● Problem to solve: With the images removed, repeat the data below exactly.

Recorded data
-- Start --

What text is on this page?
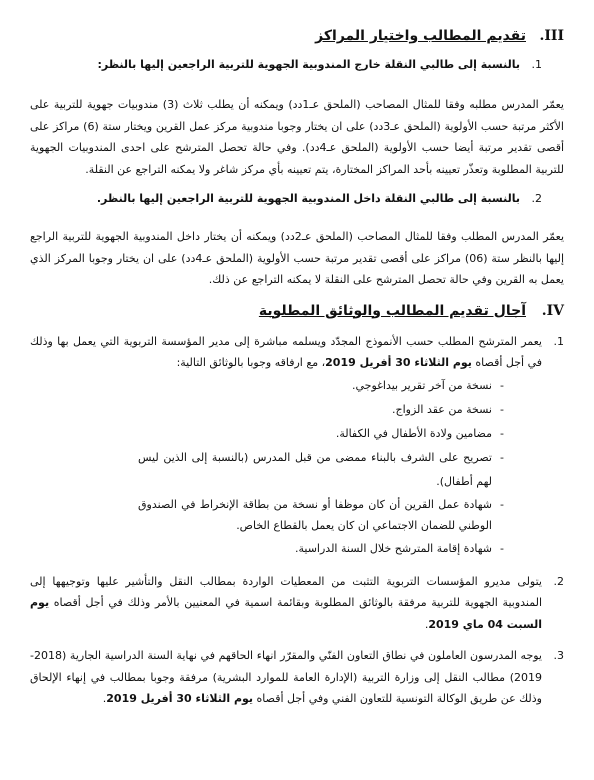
III.
تقديم المطالب واختيار المراكز
1.
بالنسبة إلى طالبي النقلة خارج المندوبية الجهوية للتربية الراجعين إليها بالنظر:

يعمّر المدرس مطلبه وفقا للمثال المصاحب (الملحق عـ1دد) ويمكنه أن يطلب ثلاث (3) مندوبيات جهوية للتربية على الأكثر مرتبة حسب الأولوية (الملحق عـ3دد) على ان يختار وجوبا مندوبية مركز عمل القرين ويختار ستة (6) مراكز على أقصى تقدير مرتبة أيضا حسب الأولوية (الملحق عـ4دد). وفي حالة تحصل المترشح على احدى المندوبيات الجهوية للتربية المطلوبة وتعذّر تعيينه بأحد المراكز المختارة، يتم تعيينه بأي مركز شاغر ولا يمكنه التراجع عن النقلة.

2.
بالنسبة إلى طالبي النقلة داخل المندوبية الجهوية للتربية الراجعين إليها بالنظر.

يعمّر المدرس المطلب وفقا للمثال المصاحب (الملحق عـ2دد) ويمكنه أن يختار داخل المندوبية الجهوية للتربية الراجع إليها بالنظر ستة (06) مراكز على أقصى تقدير مرتبة حسب الأولوية (الملحق عـ4دد) على ان يختار وجوبا المركز الذي يعمل به القرين وفي حالة تحصل المترشح على النقلة لا يمكنه التراجع عن ذلك.

IV.
آجال تقديم المطالب والوثائق المطلوبة
1.
يعمر المترشح المطلب حسب الأنموذج المجدّد ويسلمه مباشرة إلى مدير المؤسسة التربوية التي يعمل بها وذلك في أجل أقصاه يوم الثلاثاء 30 أفريل 2019، مع ارفاقه وجوبا بالوثائق التالية:
-
نسخة من آخر تقرير بيداغوجي.
-
نسخة من عقد الزواج.
-
مضامين ولادة الأطفال في الكفالة.
-
تصريح على الشرف بالبناء ممضى من قبل المدرس (بالنسبة إلى الذين ليس لهم أطفال).
-
شهادة عمل القرين أن كان موظفا أو نسخة من بطاقة الإنخراط في الصندوق الوطني للضمان الاجتماعي ان كان يعمل بالقطاع الخاص.
-
شهادة إقامة المترشح خلال السنة الدراسية.
2.
يتولى مديرو المؤسسات التربوية التثبت من المعطيات الواردة بمطالب النقل والتأشير عليها وتوجيهها إلى المندوبية الجهوية للتربية مرفقة بالوثائق المطلوبة وبقائمة اسمية في المعنيين بالأمر وذلك في أجل أقصاه يوم السبت 04 ماي 2019.
3.
يوجه المدرسون العاملون في نطاق التعاون الفنّي والمقرّر انهاء الحاقهم في نهاية السنة الدراسية الجارية (2018-2019) مطالب النقل إلى وزارة التربية (الإدارة العامة للموارد البشرية) مرفقة وجوبا بمطالب في إنهاء الإلحاق وذلك عن طريق الوكالة التونسية للتعاون الفني وفي أجل أقصاه يوم الثلاثاء 30 أفريل 2019.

-- End --

● Result:
What text is on this page?
III.
تقديم المطالب واختيار المراكز
1.
بالنسبة إلى طالبي النقلة خارج المندوبية الجهوية للتربية الراجعين إليها بالنظر:

يعمّر المدرس مطلبه وفقا للمثال المصاحب (الملحق عـ1دد) ويمكنه أن يطلب ثلاث (3) مندوبيات جهوية للتربية على الأكثر مرتبة حسب الأولوية (الملحق عـ3دد) على ان يختار وجوبا مندوبية مركز عمل القرين ويختار ستة (6) مراكز على أقصى تقدير مرتبة أيضا حسب الأولوية (الملحق عـ4دد). وفي حالة تحصل المترشح على احدى المندوبيات الجهوية للتربية المطلوبة وتعذّر تعيينه بأحد المراكز المختارة، يتم تعيينه بأي مركز شاغر ولا يمكنه التراجع عن النقلة.

2.
بالنسبة إلى طالبي النقلة داخل المندوبية الجهوية للتربية الراجعين إليها بالنظر.

يعمّر المدرس المطلب وفقا للمثال المصاحب (الملحق عـ2دد) ويمكنه أن يختار داخل المندوبية الجهوية للتربية الراجع إليها بالنظر ستة (06) مراكز على أقصى تقدير مرتبة حسب الأولوية (الملحق عـ4دد) على ان يختار وجوبا المركز الذي يعمل به القرين وفي حالة تحصل المترشح على النقلة لا يمكنه التراجع عن ذلك.

IV.
آجال تقديم المطالب والوثائق المطلوبة
1.
يعمر المترشح المطلب حسب الأنموذج المجدّد ويسلمه مباشرة إلى مدير المؤسسة التربوية التي يعمل بها وذلك في أجل أقصاه يوم الثلاثاء 30 أفريل 2019، مع ارفاقه وجوبا بالوثائق التالية:
-
نسخة من آخر تقرير بيداغوجي.
-
نسخة من عقد الزواج.
-
مضامين ولادة الأطفال في الكفالة.
-
تصريح على الشرف بالبناء ممضى من قبل المدرس (بالنسبة إلى الذين ليس لهم أطفال).
-
شهادة عمل القرين أن كان موظفا أو نسخة من بطاقة الإنخراط في الصندوق الوطني للضمان الاجتماعي ان كان يعمل بالقطاع الخاص.
-
شهادة إقامة المترشح خلال السنة الدراسية.
2.
يتولى مديرو المؤسسات التربوية التثبت من المعطيات الواردة بمطالب النقل والتأشير عليها وتوجيهها إلى المندوبية الجهوية للتربية مرفقة بالوثائق المطلوبة وبقائمة اسمية في المعنيين بالأمر وذلك في أجل أقصاه يوم السبت 04 ماي 2019.
3.
يوجه المدرسون العاملون في نطاق التعاون الفنّي والمقرّر انهاء الحاقهم في نهاية السنة الدراسية الجارية (2018-2019) مطالب النقل إلى وزارة التربية (الإدارة العامة للموارد البشرية) مرفقة وجوبا بمطالب في إنهاء الإلحاق وذلك عن طريق الوكالة التونسية للتعاون الفني وفي أجل أقصاه يوم الثلاثاء 30 أفريل 2019.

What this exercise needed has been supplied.